## Your objective
Return a copy of each line that holds the string "screenshot".

(Entries with figure data)

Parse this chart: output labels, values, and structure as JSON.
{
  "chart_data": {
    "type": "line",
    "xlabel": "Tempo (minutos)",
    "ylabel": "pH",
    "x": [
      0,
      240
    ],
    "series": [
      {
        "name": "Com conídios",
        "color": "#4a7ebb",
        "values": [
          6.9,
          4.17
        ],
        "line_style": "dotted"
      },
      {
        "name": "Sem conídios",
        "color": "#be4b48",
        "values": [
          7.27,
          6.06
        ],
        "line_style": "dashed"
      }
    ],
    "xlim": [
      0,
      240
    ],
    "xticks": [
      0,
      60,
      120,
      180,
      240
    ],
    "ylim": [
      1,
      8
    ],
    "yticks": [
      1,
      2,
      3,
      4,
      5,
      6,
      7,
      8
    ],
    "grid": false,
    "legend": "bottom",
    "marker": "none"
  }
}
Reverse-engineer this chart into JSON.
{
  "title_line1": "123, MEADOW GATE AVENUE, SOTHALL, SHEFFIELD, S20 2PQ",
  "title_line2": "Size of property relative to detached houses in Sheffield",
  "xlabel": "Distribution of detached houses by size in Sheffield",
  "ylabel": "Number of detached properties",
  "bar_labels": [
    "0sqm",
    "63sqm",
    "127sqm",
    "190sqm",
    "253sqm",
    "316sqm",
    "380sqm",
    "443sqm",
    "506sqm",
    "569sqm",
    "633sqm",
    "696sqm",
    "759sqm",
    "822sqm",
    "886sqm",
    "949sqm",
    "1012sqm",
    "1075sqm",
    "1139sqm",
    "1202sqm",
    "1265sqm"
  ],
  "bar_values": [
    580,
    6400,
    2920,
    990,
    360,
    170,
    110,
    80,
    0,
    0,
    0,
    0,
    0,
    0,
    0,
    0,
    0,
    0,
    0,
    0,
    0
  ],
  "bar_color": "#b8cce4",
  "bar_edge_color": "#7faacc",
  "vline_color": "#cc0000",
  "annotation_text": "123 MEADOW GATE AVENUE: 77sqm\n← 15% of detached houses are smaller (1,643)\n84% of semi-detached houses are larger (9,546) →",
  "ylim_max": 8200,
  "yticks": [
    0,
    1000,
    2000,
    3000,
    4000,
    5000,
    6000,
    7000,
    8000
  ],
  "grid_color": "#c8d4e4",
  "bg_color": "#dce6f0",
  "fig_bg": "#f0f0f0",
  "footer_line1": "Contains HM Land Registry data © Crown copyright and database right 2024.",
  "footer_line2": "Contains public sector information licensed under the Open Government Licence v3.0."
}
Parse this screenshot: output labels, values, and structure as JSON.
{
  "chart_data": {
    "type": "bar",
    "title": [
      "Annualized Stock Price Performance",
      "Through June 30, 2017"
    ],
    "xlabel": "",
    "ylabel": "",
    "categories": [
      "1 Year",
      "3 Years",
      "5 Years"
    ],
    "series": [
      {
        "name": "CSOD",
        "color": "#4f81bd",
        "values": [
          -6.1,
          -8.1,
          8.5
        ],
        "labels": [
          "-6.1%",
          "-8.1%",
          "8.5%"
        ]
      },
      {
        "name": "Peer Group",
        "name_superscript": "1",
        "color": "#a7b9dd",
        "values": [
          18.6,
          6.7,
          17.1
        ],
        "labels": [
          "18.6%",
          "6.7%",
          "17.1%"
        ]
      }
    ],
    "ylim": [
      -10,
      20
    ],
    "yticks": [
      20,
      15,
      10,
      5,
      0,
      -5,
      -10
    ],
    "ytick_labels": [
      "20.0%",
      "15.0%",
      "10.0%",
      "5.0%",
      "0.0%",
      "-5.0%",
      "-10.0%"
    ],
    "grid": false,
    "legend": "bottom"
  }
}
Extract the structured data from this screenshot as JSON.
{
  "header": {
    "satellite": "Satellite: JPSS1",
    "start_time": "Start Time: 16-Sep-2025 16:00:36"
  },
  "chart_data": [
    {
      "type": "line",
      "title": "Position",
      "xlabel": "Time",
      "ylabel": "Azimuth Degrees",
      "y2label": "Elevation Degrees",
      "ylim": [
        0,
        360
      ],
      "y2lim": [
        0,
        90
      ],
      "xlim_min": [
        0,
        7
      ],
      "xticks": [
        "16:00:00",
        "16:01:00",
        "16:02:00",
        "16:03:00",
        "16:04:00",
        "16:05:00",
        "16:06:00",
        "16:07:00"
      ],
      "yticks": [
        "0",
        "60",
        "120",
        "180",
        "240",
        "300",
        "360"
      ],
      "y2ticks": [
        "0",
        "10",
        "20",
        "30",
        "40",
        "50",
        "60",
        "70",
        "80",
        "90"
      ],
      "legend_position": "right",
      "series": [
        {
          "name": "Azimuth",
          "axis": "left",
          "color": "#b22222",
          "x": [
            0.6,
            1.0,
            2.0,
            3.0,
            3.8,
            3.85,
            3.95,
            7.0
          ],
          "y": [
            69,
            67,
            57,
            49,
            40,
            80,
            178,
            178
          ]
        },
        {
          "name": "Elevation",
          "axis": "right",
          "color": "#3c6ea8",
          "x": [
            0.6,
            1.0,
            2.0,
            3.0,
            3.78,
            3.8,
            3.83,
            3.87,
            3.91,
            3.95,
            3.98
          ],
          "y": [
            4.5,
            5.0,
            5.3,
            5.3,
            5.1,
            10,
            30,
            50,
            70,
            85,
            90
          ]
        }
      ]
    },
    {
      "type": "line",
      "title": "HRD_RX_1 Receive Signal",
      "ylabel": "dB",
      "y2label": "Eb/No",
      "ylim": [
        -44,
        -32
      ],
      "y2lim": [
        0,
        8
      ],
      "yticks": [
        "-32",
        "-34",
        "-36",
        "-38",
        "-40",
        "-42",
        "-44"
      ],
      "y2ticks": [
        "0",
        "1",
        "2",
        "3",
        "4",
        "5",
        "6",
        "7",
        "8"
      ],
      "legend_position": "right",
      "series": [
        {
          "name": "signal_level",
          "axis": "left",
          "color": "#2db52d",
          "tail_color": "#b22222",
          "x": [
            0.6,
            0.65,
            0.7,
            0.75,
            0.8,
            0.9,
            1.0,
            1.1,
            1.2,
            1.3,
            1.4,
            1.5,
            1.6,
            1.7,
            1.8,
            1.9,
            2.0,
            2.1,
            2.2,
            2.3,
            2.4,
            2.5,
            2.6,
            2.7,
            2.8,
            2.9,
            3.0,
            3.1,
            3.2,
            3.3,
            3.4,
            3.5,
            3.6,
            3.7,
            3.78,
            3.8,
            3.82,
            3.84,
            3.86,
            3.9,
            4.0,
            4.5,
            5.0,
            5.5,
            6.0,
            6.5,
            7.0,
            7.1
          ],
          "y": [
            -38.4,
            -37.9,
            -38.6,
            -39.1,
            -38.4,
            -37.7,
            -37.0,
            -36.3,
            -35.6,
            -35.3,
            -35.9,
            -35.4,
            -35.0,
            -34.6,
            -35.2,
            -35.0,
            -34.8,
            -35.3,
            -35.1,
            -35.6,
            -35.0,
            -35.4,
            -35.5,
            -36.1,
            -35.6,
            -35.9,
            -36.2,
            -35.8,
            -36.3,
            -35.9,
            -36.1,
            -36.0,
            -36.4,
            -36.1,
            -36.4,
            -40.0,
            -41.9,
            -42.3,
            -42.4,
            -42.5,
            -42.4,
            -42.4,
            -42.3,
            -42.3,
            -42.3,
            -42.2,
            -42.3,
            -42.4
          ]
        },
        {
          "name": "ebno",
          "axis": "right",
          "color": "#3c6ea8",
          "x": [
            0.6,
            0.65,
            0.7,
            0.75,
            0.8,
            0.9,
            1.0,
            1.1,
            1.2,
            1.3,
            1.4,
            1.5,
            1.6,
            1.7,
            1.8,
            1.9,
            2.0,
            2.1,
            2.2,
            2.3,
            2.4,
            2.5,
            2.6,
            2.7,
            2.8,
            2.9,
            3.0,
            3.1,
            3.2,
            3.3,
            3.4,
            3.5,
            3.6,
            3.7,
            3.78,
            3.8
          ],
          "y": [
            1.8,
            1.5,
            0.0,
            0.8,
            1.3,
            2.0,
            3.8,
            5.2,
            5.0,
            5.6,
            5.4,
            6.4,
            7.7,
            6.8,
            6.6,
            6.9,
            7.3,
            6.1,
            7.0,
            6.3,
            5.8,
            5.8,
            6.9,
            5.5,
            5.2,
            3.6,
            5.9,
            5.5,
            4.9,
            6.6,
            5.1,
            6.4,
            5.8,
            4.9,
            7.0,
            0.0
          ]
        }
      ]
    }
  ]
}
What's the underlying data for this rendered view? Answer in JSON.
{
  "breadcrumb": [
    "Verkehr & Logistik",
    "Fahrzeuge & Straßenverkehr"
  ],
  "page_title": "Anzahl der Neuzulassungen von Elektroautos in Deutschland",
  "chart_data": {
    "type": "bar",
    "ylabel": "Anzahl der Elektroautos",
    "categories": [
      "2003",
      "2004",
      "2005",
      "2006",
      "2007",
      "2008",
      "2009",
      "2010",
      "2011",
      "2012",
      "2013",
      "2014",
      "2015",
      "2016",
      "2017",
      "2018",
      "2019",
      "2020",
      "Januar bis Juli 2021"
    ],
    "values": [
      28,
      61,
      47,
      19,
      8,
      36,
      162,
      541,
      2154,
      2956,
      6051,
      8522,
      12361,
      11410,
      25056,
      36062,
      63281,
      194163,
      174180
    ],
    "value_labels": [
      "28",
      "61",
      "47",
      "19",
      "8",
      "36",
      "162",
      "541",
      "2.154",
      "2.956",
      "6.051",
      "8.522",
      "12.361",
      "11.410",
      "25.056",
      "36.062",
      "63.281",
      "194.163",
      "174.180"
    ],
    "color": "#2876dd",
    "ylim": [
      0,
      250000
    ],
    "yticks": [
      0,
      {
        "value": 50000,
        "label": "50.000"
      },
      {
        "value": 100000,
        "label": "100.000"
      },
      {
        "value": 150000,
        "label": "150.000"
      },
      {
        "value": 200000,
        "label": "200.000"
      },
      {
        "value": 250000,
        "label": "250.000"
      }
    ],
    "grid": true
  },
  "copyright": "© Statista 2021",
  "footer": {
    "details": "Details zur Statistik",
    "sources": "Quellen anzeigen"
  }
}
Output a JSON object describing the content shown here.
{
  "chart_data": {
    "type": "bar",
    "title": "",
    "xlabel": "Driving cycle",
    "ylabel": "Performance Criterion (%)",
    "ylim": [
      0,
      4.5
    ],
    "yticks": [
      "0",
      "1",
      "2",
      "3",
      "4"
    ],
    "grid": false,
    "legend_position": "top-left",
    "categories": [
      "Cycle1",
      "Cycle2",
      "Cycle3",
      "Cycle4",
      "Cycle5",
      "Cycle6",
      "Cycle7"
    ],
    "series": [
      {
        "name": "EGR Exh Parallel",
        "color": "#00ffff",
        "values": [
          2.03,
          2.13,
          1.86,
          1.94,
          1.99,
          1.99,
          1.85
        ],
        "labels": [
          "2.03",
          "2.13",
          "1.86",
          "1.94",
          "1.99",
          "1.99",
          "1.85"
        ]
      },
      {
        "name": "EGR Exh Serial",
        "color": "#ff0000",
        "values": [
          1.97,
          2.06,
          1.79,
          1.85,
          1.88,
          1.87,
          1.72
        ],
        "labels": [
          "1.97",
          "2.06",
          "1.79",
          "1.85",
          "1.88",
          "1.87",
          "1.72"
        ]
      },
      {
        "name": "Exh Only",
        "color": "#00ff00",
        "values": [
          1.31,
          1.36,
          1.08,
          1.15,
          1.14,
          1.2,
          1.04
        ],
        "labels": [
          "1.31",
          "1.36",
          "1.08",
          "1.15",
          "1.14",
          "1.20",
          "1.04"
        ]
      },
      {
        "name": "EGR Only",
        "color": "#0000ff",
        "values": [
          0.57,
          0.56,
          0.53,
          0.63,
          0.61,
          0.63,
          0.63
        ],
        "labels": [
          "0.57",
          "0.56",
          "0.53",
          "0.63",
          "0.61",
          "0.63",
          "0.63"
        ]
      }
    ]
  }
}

## Correct answer
Parse this screenshot: output labels, values, and structure as JSON.
Extract the structured data from this screenshot as JSON.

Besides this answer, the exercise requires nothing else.